The data must be written out once more, precisely as given.

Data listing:
....
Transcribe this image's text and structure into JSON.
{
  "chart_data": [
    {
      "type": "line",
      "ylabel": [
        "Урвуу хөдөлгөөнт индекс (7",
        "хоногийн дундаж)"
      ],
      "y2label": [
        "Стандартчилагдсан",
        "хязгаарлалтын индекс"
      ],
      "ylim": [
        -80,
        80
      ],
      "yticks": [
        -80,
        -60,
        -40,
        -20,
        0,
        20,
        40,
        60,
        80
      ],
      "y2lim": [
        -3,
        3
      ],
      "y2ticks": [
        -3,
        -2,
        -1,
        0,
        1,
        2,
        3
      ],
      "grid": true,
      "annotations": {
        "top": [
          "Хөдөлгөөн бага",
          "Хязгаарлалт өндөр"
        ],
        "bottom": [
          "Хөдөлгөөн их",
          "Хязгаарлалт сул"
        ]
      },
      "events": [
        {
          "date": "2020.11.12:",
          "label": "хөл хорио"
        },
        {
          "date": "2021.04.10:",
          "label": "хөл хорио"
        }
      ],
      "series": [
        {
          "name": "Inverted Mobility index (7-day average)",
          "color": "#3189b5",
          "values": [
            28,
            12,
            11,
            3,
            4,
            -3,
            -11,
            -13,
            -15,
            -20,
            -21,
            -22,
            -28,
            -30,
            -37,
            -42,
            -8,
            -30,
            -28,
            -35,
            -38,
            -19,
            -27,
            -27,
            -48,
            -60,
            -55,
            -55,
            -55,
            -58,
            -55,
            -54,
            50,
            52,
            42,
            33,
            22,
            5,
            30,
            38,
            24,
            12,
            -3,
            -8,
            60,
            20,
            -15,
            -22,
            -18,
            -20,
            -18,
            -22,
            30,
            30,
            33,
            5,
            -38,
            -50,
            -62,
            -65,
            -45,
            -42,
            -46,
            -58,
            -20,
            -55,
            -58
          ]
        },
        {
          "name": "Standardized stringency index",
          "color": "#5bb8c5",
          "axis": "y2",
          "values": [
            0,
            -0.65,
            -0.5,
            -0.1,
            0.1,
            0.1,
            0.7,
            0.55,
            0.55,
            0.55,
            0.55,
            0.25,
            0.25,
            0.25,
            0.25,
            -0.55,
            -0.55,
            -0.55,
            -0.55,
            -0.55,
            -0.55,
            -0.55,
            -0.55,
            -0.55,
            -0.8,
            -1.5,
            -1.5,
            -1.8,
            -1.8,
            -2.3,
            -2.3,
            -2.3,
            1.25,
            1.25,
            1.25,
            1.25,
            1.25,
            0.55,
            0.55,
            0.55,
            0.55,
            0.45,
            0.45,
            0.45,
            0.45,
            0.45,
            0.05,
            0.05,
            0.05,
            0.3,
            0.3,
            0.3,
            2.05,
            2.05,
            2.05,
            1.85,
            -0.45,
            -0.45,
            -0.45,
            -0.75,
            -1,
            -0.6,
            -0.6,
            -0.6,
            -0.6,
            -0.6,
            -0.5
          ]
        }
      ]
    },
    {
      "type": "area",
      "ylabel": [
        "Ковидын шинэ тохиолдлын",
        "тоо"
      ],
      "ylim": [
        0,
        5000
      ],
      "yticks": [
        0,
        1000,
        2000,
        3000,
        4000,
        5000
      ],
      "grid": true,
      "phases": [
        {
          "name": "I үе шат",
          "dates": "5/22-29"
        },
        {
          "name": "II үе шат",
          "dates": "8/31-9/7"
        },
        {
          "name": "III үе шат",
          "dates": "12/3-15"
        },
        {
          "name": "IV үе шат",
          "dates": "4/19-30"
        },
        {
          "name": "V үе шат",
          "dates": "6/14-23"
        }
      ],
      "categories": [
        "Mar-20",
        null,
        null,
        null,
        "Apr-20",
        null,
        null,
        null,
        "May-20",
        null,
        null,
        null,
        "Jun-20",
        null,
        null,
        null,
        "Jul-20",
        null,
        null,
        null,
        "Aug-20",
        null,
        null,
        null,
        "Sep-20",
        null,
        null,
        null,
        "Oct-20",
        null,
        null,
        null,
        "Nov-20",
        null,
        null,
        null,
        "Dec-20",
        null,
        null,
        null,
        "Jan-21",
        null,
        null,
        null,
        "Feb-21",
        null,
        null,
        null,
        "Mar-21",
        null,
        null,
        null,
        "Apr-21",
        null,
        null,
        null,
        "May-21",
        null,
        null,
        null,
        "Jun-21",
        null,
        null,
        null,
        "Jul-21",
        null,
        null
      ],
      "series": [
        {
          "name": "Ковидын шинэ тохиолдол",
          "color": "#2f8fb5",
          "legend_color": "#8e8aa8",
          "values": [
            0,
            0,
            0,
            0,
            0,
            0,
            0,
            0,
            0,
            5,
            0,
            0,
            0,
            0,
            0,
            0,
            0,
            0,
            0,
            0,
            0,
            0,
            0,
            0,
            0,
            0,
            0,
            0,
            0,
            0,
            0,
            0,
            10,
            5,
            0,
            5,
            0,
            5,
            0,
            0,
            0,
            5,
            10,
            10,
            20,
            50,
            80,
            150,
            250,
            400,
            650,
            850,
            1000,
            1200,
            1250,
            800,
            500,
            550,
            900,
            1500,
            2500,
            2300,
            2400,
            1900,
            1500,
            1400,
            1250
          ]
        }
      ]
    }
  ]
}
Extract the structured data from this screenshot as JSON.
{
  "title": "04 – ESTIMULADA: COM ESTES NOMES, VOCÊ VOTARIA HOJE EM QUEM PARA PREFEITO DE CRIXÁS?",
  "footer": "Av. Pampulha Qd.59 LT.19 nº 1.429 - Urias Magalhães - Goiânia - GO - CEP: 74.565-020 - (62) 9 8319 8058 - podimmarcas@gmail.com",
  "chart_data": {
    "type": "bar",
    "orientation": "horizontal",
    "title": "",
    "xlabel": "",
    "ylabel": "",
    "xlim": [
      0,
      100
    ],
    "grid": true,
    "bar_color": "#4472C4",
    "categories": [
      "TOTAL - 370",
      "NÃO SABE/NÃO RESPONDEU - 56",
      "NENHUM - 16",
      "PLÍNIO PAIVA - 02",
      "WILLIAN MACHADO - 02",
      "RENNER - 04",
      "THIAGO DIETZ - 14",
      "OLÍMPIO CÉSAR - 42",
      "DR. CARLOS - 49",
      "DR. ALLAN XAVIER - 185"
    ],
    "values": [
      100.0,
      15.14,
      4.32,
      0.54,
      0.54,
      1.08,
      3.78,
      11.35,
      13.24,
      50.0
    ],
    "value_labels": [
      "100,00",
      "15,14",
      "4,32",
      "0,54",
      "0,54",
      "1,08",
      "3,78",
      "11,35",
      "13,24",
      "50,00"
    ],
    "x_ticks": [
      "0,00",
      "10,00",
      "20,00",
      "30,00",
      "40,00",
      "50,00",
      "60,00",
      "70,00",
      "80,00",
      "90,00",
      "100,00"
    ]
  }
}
....
SOLUTION
Transcribe this image's text and structure into JSON.
{
  "chart_data": [
    {
      "type": "line",
      "ylabel": [
        "Урвуу хөдөлгөөнт индекс (7",
        "хоногийн дундаж)"
      ],
      "y2label": [
        "Стандартчилагдсан",
        "хязгаарлалтын индекс"
      ],
      "ylim": [
        -80,
        80
      ],
      "yticks": [
        -80,
        -60,
        -40,
        -20,
        0,
        20,
        40,
        60,
        80
      ],
      "y2lim": [
        -3,
        3
      ],
      "y2ticks": [
        -3,
        -2,
        -1,
        0,
        1,
        2,
        3
      ],
      "grid": true,
      "annotations": {
        "top": [
          "Хөдөлгөөн бага",
          "Хязгаарлалт өндөр"
        ],
        "bottom": [
          "Хөдөлгөөн их",
          "Хязгаарлалт сул"
        ]
      },
      "events": [
        {
          "date": "2020.11.12:",
          "label": "хөл хорио"
        },
        {
          "date": "2021.04.10:",
          "label": "хөл хорио"
        }
      ],
      "series": [
        {
          "name": "Inverted Mobility index (7-day average)",
          "color": "#3189b5",
          "values": [
            28,
            12,
            11,
            3,
            4,
            -3,
            -11,
            -13,
            -15,
            -20,
            -21,
            -22,
            -28,
            -30,
            -37,
            -42,
            -8,
            -30,
            -28,
            -35,
            -38,
            -19,
            -27,
            -27,
            -48,
            -60,
            -55,
            -55,
            -55,
            -58,
            -55,
            -54,
            50,
            52,
            42,
            33,
            22,
            5,
            30,
            38,
            24,
            12,
            -3,
            -8,
            60,
            20,
            -15,
            -22,
            -18,
            -20,
            -18,
            -22,
            30,
            30,
            33,
            5,
            -38,
            -50,
            -62,
            -65,
            -45,
            -42,
            -46,
            -58,
            -20,
            -55,
            -58
          ]
        },
        {
          "name": "Standardized stringency index",
          "color": "#5bb8c5",
          "axis": "y2",
          "values": [
            0,
            -0.65,
            -0.5,
            -0.1,
            0.1,
            0.1,
            0.7,
            0.55,
            0.55,
            0.55,
            0.55,
            0.25,
            0.25,
            0.25,
            0.25,
            -0.55,
            -0.55,
            -0.55,
            -0.55,
            -0.55,
            -0.55,
            -0.55,
            -0.55,
            -0.55,
            -0.8,
            -1.5,
            -1.5,
            -1.8,
            -1.8,
            -2.3,
            -2.3,
            -2.3,
            1.25,
            1.25,
            1.25,
            1.25,
            1.25,
            0.55,
            0.55,
            0.55,
            0.55,
            0.45,
            0.45,
            0.45,
            0.45,
            0.45,
            0.05,
            0.05,
            0.05,
            0.3,
            0.3,
            0.3,
            2.05,
            2.05,
            2.05,
            1.85,
            -0.45,
            -0.45,
            -0.45,
            -0.75,
            -1,
            -0.6,
            -0.6,
            -0.6,
            -0.6,
            -0.6,
            -0.5
          ]
        }
      ]
    },
    {
      "type": "area",
      "ylabel": [
        "Ковидын шинэ тохиолдлын",
        "тоо"
      ],
      "ylim": [
        0,
        5000
      ],
      "yticks": [
        0,
        1000,
        2000,
        3000,
        4000,
        5000
      ],
      "grid": true,
      "phases": [
        {
          "name": "I үе шат",
          "dates": "5/22-29"
        },
        {
          "name": "II үе шат",
          "dates": "8/31-9/7"
        },
        {
          "name": "III үе шат",
          "dates": "12/3-15"
        },
        {
          "name": "IV үе шат",
          "dates": "4/19-30"
        },
        {
          "name": "V үе шат",
          "dates": "6/14-23"
        }
      ],
      "categories": [
        "Mar-20",
        null,
        null,
        null,
        "Apr-20",
        null,
        null,
        null,
        "May-20",
        null,
        null,
        null,
        "Jun-20",
        null,
        null,
        null,
        "Jul-20",
        null,
        null,
        null,
        "Aug-20",
        null,
        null,
        null,
        "Sep-20",
        null,
        null,
        null,
        "Oct-20",
        null,
        null,
        null,
        "Nov-20",
        null,
        null,
        null,
        "Dec-20",
        null,
        null,
        null,
        "Jan-21",
        null,
        null,
        null,
        "Feb-21",
        null,
        null,
        null,
        "Mar-21",
        null,
        null,
        null,
        "Apr-21",
        null,
        null,
        null,
        "May-21",
        null,
        null,
        null,
        "Jun-21",
        null,
        null,
        null,
        "Jul-21",
        null,
        null
      ],
      "series": [
        {
          "name": "Ковидын шинэ тохиолдол",
          "color": "#2f8fb5",
          "legend_color": "#8e8aa8",
          "values": [
            0,
            0,
            0,
            0,
            0,
            0,
            0,
            0,
            0,
            5,
            0,
            0,
            0,
            0,
            0,
            0,
            0,
            0,
            0,
            0,
            0,
            0,
            0,
            0,
            0,
            0,
            0,
            0,
            0,
            0,
            0,
            0,
            10,
            5,
            0,
            5,
            0,
            5,
            0,
            0,
            0,
            5,
            10,
            10,
            20,
            50,
            80,
            150,
            250,
            400,
            650,
            850,
            1000,
            1200,
            1250,
            800,
            500,
            550,
            900,
            1500,
            2500,
            2300,
            2400,
            1900,
            1500,
            1400,
            1250
          ]
        }
      ]
    }
  ]
}
Extract the structured data from this screenshot as JSON.
{
  "title": "04 – ESTIMULADA: COM ESTES NOMES, VOCÊ VOTARIA HOJE EM QUEM PARA PREFEITO DE CRIXÁS?",
  "footer": "Av. Pampulha Qd.59 LT.19 nº 1.429 - Urias Magalhães - Goiânia - GO - CEP: 74.565-020 - (62) 9 8319 8058 - podimmarcas@gmail.com",
  "chart_data": {
    "type": "bar",
    "orientation": "horizontal",
    "title": "",
    "xlabel": "",
    "ylabel": "",
    "xlim": [
      0,
      100
    ],
    "grid": true,
    "bar_color": "#4472C4",
    "categories": [
      "TOTAL - 370",
      "NÃO SABE/NÃO RESPONDEU - 56",
      "NENHUM - 16",
      "PLÍNIO PAIVA - 02",
      "WILLIAN MACHADO - 02",
      "RENNER - 04",
      "THIAGO DIETZ - 14",
      "OLÍMPIO CÉSAR - 42",
      "DR. CARLOS - 49",
      "DR. ALLAN XAVIER - 185"
    ],
    "values": [
      100.0,
      15.14,
      4.32,
      0.54,
      0.54,
      1.08,
      3.78,
      11.35,
      13.24,
      50.0
    ],
    "value_labels": [
      "100,00",
      "15,14",
      "4,32",
      "0,54",
      "0,54",
      "1,08",
      "3,78",
      "11,35",
      "13,24",
      "50,00"
    ],
    "x_ticks": [
      "0,00",
      "10,00",
      "20,00",
      "30,00",
      "40,00",
      "50,00",
      "60,00",
      "70,00",
      "80,00",
      "90,00",
      "100,00"
    ]
  }
}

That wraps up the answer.